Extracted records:
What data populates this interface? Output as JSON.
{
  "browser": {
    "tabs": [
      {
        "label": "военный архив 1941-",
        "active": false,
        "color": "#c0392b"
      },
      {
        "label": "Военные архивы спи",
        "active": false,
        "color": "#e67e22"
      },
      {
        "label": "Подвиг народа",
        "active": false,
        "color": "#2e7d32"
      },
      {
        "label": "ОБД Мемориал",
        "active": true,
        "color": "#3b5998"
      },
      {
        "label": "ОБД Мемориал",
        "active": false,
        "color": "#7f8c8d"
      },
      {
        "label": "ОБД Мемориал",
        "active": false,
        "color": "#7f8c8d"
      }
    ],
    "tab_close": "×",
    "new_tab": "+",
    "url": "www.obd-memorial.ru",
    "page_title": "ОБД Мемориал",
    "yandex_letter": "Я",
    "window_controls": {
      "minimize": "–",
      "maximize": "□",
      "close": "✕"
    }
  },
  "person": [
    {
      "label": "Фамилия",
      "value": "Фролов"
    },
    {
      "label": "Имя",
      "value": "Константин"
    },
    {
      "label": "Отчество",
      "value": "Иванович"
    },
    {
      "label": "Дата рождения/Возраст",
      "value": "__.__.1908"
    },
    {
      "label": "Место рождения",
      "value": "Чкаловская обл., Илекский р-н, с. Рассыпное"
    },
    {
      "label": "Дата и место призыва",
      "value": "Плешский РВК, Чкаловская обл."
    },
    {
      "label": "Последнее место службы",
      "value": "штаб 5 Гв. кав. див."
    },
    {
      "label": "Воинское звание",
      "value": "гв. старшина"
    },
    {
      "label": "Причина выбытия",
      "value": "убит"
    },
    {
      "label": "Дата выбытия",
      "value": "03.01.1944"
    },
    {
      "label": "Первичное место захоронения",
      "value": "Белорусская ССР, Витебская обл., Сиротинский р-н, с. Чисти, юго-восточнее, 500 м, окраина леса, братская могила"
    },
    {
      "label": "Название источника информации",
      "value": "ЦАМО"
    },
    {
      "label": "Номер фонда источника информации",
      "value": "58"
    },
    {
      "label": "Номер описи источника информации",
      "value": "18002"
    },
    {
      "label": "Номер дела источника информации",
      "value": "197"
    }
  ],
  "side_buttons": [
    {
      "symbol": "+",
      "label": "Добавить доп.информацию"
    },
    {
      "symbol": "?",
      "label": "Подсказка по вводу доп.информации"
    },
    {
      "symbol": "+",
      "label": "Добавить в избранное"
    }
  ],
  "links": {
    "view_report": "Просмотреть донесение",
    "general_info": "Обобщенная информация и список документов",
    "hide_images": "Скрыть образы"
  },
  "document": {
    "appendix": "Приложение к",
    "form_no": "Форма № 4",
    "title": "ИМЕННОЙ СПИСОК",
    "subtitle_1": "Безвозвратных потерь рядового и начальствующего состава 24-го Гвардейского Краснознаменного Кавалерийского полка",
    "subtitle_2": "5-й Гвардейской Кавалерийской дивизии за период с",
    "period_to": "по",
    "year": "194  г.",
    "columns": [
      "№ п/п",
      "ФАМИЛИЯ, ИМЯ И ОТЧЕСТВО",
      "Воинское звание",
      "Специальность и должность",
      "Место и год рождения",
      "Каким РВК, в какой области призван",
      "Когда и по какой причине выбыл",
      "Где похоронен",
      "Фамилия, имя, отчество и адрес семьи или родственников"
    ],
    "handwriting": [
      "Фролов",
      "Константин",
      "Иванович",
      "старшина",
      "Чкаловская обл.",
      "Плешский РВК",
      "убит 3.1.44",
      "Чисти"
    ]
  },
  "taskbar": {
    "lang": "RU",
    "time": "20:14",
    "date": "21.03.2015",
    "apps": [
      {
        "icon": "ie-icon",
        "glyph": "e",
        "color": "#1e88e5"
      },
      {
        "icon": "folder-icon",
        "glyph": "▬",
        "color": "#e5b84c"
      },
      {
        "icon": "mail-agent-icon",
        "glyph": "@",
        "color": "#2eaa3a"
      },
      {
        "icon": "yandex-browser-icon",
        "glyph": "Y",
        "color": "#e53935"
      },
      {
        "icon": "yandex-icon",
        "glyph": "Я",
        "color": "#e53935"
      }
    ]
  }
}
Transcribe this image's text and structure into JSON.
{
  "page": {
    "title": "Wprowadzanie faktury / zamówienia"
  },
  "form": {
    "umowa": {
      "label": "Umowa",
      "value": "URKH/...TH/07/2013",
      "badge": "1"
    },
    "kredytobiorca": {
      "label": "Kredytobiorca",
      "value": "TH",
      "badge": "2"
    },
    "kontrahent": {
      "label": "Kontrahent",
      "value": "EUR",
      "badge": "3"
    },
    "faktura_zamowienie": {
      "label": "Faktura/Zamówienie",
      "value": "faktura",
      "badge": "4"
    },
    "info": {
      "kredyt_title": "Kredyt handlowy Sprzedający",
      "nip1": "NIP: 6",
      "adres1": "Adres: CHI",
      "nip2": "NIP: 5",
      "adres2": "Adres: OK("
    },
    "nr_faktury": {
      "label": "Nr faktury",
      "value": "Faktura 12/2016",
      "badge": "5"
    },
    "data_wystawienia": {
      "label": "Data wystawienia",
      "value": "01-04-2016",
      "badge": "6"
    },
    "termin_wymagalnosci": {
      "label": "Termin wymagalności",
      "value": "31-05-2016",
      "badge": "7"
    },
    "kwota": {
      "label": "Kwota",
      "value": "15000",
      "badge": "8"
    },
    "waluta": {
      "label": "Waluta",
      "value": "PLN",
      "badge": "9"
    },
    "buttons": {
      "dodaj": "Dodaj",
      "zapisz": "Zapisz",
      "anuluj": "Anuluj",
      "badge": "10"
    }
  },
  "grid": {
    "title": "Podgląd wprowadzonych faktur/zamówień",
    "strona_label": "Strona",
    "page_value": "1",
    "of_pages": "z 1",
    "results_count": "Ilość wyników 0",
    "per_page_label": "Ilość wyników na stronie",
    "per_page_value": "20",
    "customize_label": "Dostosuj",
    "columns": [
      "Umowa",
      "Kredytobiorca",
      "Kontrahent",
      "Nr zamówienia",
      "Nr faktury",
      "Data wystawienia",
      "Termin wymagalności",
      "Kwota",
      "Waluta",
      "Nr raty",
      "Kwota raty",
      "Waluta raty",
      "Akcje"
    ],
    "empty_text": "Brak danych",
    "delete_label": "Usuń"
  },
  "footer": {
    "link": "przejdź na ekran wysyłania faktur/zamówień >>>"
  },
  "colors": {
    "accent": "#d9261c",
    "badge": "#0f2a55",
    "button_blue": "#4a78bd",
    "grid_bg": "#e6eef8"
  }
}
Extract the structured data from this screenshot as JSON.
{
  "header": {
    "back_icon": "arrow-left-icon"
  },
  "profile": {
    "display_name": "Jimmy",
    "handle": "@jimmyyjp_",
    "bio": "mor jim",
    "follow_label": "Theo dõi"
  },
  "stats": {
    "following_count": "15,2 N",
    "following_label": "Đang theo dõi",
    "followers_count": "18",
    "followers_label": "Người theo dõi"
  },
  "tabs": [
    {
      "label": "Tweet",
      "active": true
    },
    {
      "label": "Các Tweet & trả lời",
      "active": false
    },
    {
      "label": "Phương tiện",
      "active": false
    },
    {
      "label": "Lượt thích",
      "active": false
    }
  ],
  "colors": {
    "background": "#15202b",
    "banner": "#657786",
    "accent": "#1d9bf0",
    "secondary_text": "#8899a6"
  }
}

_Aim of the task_
Select and copy every line of the material that holds the string "какой".

_Task output_
      "Каким РВК, в какой области призван",
      "Когда и по какой причине выбыл",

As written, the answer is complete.